TASK STATEMENT
Type out the data exactly as given. Skip any image.

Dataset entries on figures
----
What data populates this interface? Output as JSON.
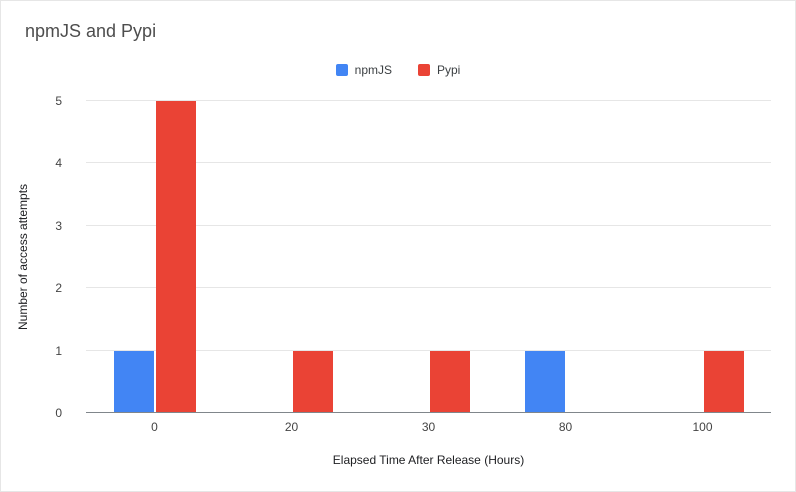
{
  "chart_data": {
    "type": "bar",
    "title": "npmJS and Pypi",
    "xlabel": "Elapsed Time After Release (Hours)",
    "ylabel": "Number of access attempts",
    "categories": [
      "0",
      "20",
      "30",
      "80",
      "100"
    ],
    "series": [
      {
        "name": "npmJS",
        "color": "#4285f4",
        "values": [
          1,
          0,
          0,
          1,
          0
        ]
      },
      {
        "name": "Pypi",
        "color": "#ea4335",
        "values": [
          5,
          1,
          1,
          0,
          1
        ]
      }
    ],
    "ylim": [
      0,
      5
    ],
    "yticks": [
      0,
      1,
      2,
      3,
      4,
      5
    ],
    "grid": true,
    "legend_position": "top-center",
    "colors": {
      "npmJS": "#4285f4",
      "Pypi": "#ea4335"
    }
  }
}
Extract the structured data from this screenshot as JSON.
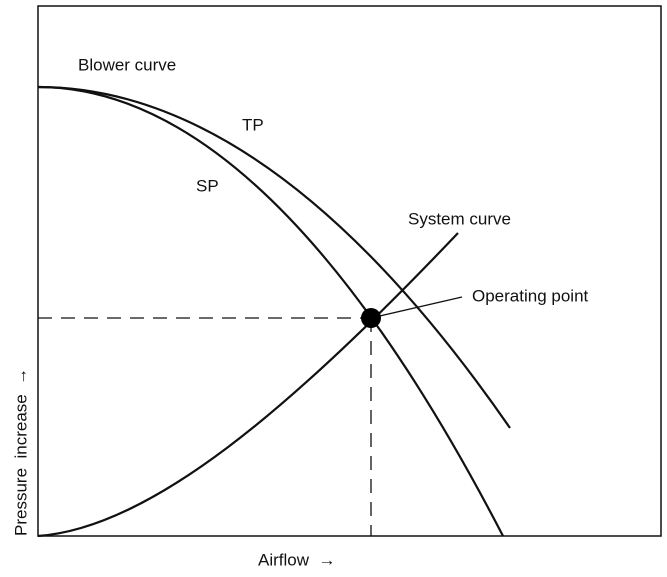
{
  "labels": {
    "blower_curve": "Blower curve",
    "tp": "TP",
    "sp": "SP",
    "system_curve": "System curve",
    "operating_point": "Operating point",
    "x_axis": "Airflow  →",
    "y_axis": "Pressure  increase  →"
  }
}
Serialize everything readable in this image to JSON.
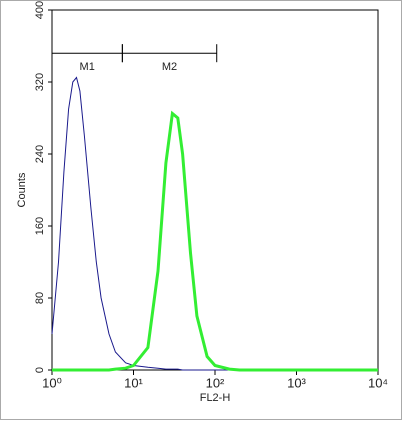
{
  "chart_data": {
    "type": "line",
    "x_label": "FL2-H",
    "y_label": "Counts",
    "xscale": "log",
    "x": [
      1,
      1.2,
      1.4,
      1.6,
      1.8,
      2,
      2.2,
      2.5,
      3,
      3.5,
      4,
      5,
      6,
      8,
      10,
      15,
      20,
      25,
      30,
      35,
      40,
      50,
      60,
      80,
      100,
      150,
      200,
      500,
      1000,
      10000
    ],
    "series": [
      {
        "color": "#1a1a8c",
        "values": [
          40,
          120,
          220,
          290,
          320,
          325,
          310,
          260,
          180,
          120,
          80,
          40,
          20,
          8,
          5,
          3,
          2,
          1,
          1,
          1,
          0,
          0,
          0,
          0,
          0,
          0,
          0,
          0,
          0,
          0
        ]
      },
      {
        "color": "#33ee33",
        "values": [
          0,
          0,
          0,
          0,
          0,
          0,
          0,
          0,
          0,
          0,
          0,
          0,
          1,
          2,
          5,
          25,
          110,
          230,
          285,
          280,
          240,
          130,
          60,
          15,
          5,
          1,
          0,
          0,
          0,
          0
        ]
      }
    ],
    "markers": [
      {
        "label": "M1",
        "range": [
          1,
          7.3
        ]
      },
      {
        "label": "M2",
        "range": [
          7.3,
          105
        ]
      }
    ],
    "marker_y": 352,
    "xlim": [
      1,
      10000
    ],
    "xticks": [
      {
        "value": 1,
        "label": "10⁰"
      },
      {
        "value": 10,
        "label": "10¹"
      },
      {
        "value": 100,
        "label": "10²"
      },
      {
        "value": 1000,
        "label": "10³"
      },
      {
        "value": 10000,
        "label": "10⁴"
      }
    ],
    "ylim": [
      0,
      400
    ],
    "yticks": [
      0,
      80,
      160,
      240,
      320,
      400
    ]
  }
}
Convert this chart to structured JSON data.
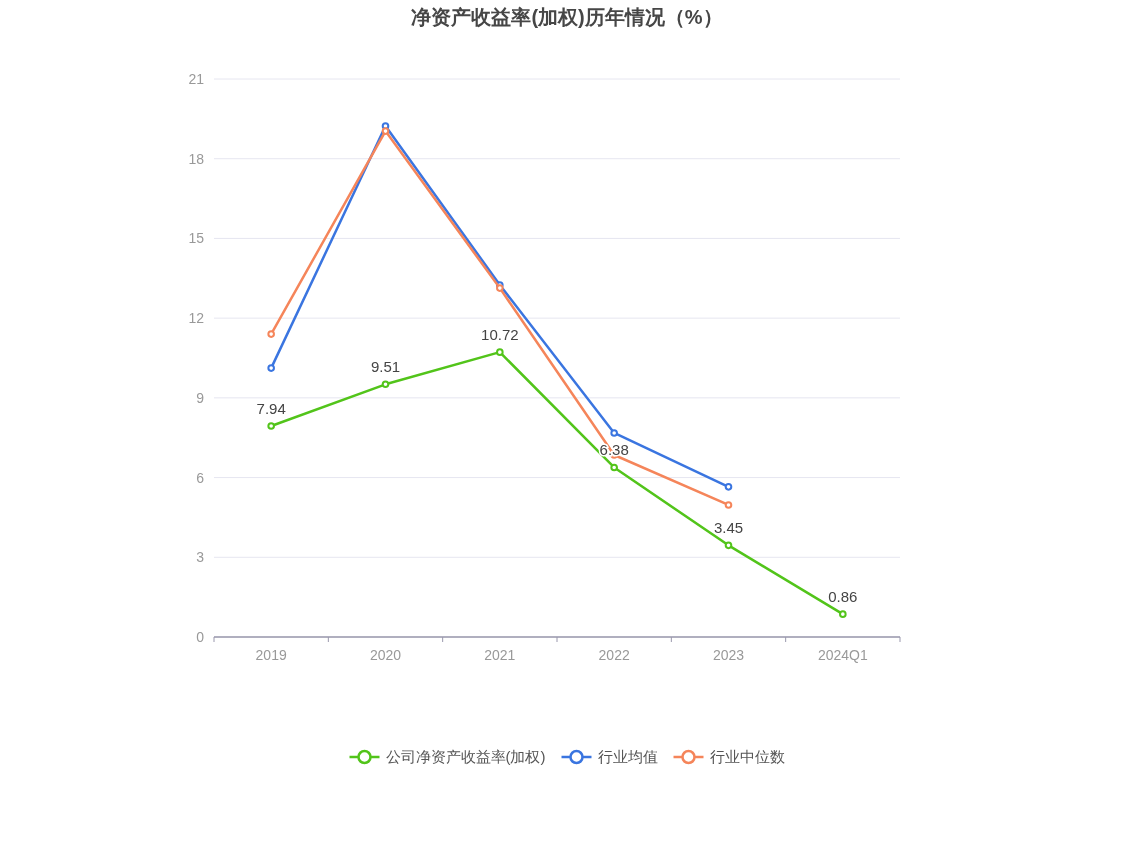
{
  "chart_data": {
    "type": "line",
    "title": "净资产收益率(加权)历年情况（%）",
    "categories": [
      "2019",
      "2020",
      "2021",
      "2022",
      "2023",
      "2024Q1"
    ],
    "ylim": [
      0,
      21
    ],
    "yticks": [
      0,
      3,
      6,
      9,
      12,
      15,
      18,
      21
    ],
    "grid": "y",
    "legend": "bottom",
    "marker": "circle",
    "line_style": "solid",
    "series": [
      {
        "name": "公司净资产收益率(加权)",
        "color": "#52c41a",
        "values": [
          7.94,
          9.51,
          10.72,
          6.38,
          3.45,
          0.86
        ],
        "value_labels": [
          "7.94",
          "9.51",
          "10.72",
          "6.38",
          "3.45",
          "0.86"
        ]
      },
      {
        "name": "行业均值",
        "color": "#3a75e0",
        "values": [
          10.12,
          19.23,
          13.25,
          7.68,
          5.65,
          null
        ]
      },
      {
        "name": "行业中位数",
        "color": "#f5855a",
        "values": [
          11.4,
          19.04,
          13.13,
          6.85,
          4.97,
          null
        ]
      }
    ]
  }
}
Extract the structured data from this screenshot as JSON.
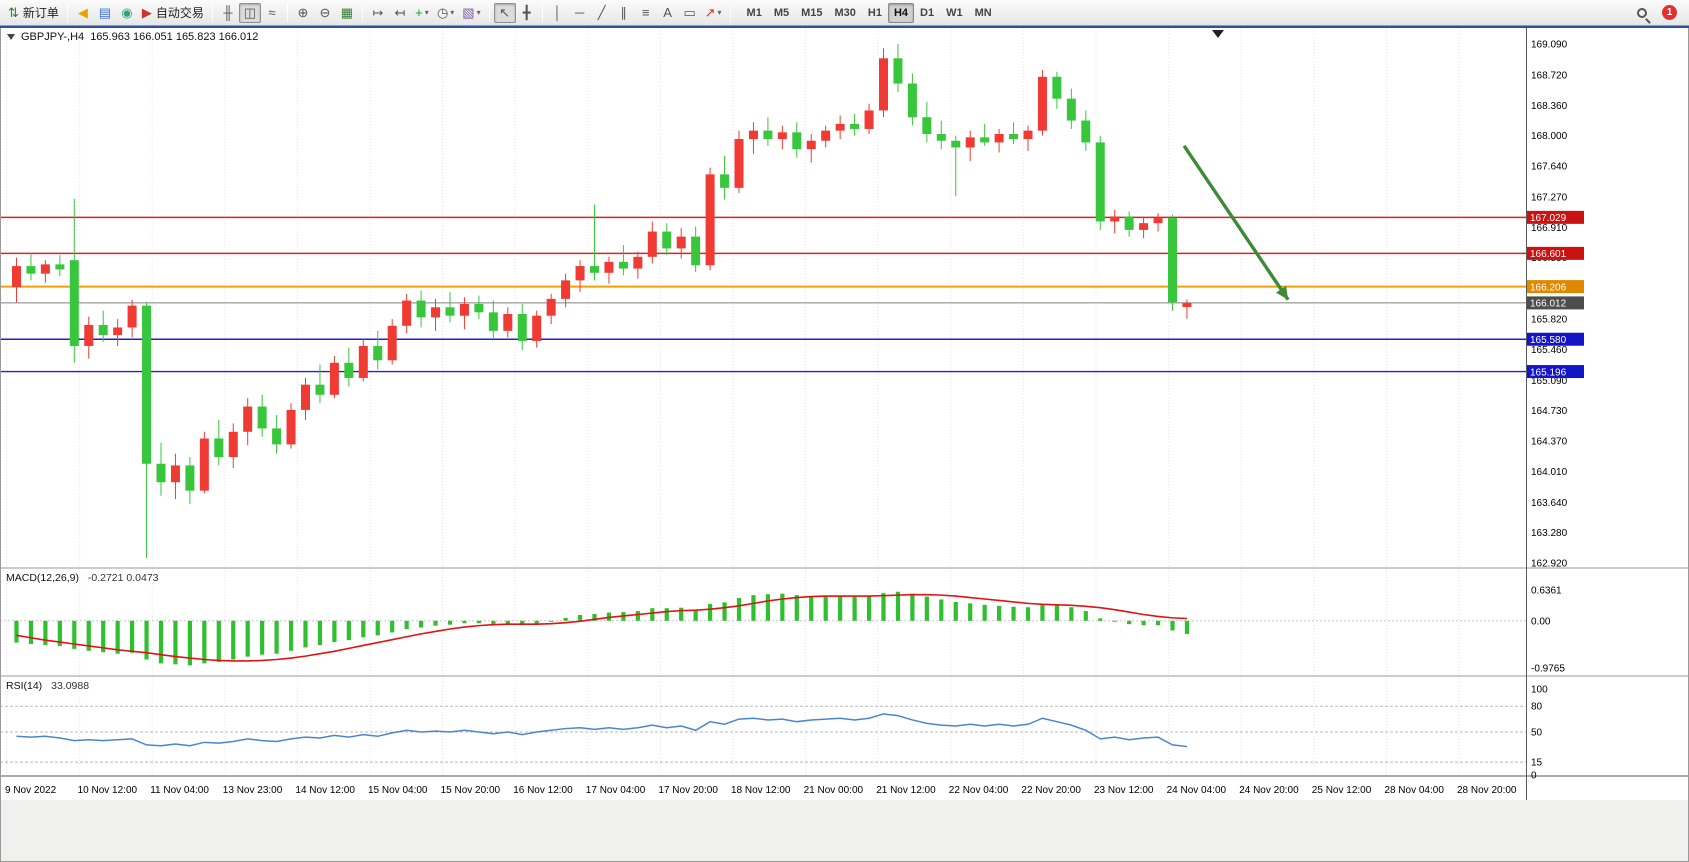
----
RESPONSE FOR THIS EXERCISE
What data populates this interface? Output as JSON.
{
  "chart_data": {
    "type": "bar",
    "title": "npmJS and Pypi",
    "xlabel": "Elapsed Time After Release (Hours)",
    "ylabel": "Number of access attempts",
    "categories": [
      "0",
      "20",
      "30",
      "80",
      "100"
    ],
    "series": [
      {
        "name": "npmJS",
        "color": "#4285f4",
        "values": [
          1,
          0,
          0,
          1,
          0
        ]
      },
      {
        "name": "Pypi",
        "color": "#ea4335",
        "values": [
          5,
          1,
          1,
          0,
          1
        ]
      }
    ],
    "ylim": [
      0,
      5
    ],
    "yticks": [
      0,
      1,
      2,
      3,
      4,
      5
    ],
    "grid": true,
    "legend_position": "top-center",
    "colors": {
      "npmJS": "#4285f4",
      "Pypi": "#ea4335"
    }
  }
}
Extract the structured data from this screenshot as JSON.
{
  "labels": {
    "blower_curve": "Blower curve",
    "tp": "TP",
    "sp": "SP",
    "system_curve": "System curve",
    "operating_point": "Operating point",
    "x_axis": "Airflow  →",
    "y_axis": "Pressure  increase  →"
  }
}
Serialize everything readable in this image to JSON.
{
  "chart_data": {
    "type": "line",
    "x_label": "FL2-H",
    "y_label": "Counts",
    "xscale": "log",
    "x": [
      1,
      1.2,
      1.4,
      1.6,
      1.8,
      2,
      2.2,
      2.5,
      3,
      3.5,
      4,
      5,
      6,
      8,
      10,
      15,
      20,
      25,
      30,
      35,
      40,
      50,
      60,
      80,
      100,
      150,
      200,
      500,
      1000,
      10000
    ],
    "series": [
      {
        "color": "#1a1a8c",
        "values": [
          40,
          120,
          220,
          290,
          320,
          325,
          310,
          260,
          180,
          120,
          80,
          40,
          20,
          8,
          5,
          3,
          2,
          1,
          1,
          1,
          0,
          0,
          0,
          0,
          0,
          0,
          0,
          0,
          0,
          0
        ]
      },
      {
        "color": "#33ee33",
        "values": [
          0,
          0,
          0,
          0,
          0,
          0,
          0,
          0,
          0,
          0,
          0,
          0,
          1,
          2,
          5,
          25,
          110,
          230,
          285,
          280,
          240,
          130,
          60,
          15,
          5,
          1,
          0,
          0,
          0,
          0
        ]
      }
    ],
    "markers": [
      {
        "label": "M1",
        "range": [
          1,
          7.3
        ]
      },
      {
        "label": "M2",
        "range": [
          7.3,
          105
        ]
      }
    ],
    "marker_y": 352,
    "xlim": [
      1,
      10000
    ],
    "xticks": [
      {
        "value": 1,
        "label": "10⁰"
      },
      {
        "value": 10,
        "label": "10¹"
      },
      {
        "value": 100,
        "label": "10²"
      },
      {
        "value": 1000,
        "label": "10³"
      },
      {
        "value": 10000,
        "label": "10⁴"
      }
    ],
    "ylim": [
      0,
      400
    ],
    "yticks": [
      0,
      80,
      160,
      240,
      320,
      400
    ]
  }
}
Convert this chart to structured JSON data.
{
  "chart_data": {
    "type": "line",
    "title": "净资产收益率(加权)历年情况（%）",
    "categories": [
      "2019",
      "2020",
      "2021",
      "2022",
      "2023",
      "2024Q1"
    ],
    "ylim": [
      0,
      21
    ],
    "yticks": [
      0,
      3,
      6,
      9,
      12,
      15,
      18,
      21
    ],
    "grid": "y",
    "legend": "bottom",
    "marker": "circle",
    "line_style": "solid",
    "series": [
      {
        "name": "公司净资产收益率(加权)",
        "color": "#52c41a",
        "values": [
          7.94,
          9.51,
          10.72,
          6.38,
          3.45,
          0.86
        ],
        "value_labels": [
          "7.94",
          "9.51",
          "10.72",
          "6.38",
          "3.45",
          "0.86"
        ]
      },
      {
        "name": "行业均值",
        "color": "#3a75e0",
        "values": [
          10.12,
          19.23,
          13.25,
          7.68,
          5.65,
          null
        ]
      },
      {
        "name": "行业中位数",
        "color": "#f5855a",
        "values": [
          11.4,
          19.04,
          13.13,
          6.85,
          4.97,
          null
        ]
      }
    ]
  }
}
Extract the structured data from this screenshot as JSON.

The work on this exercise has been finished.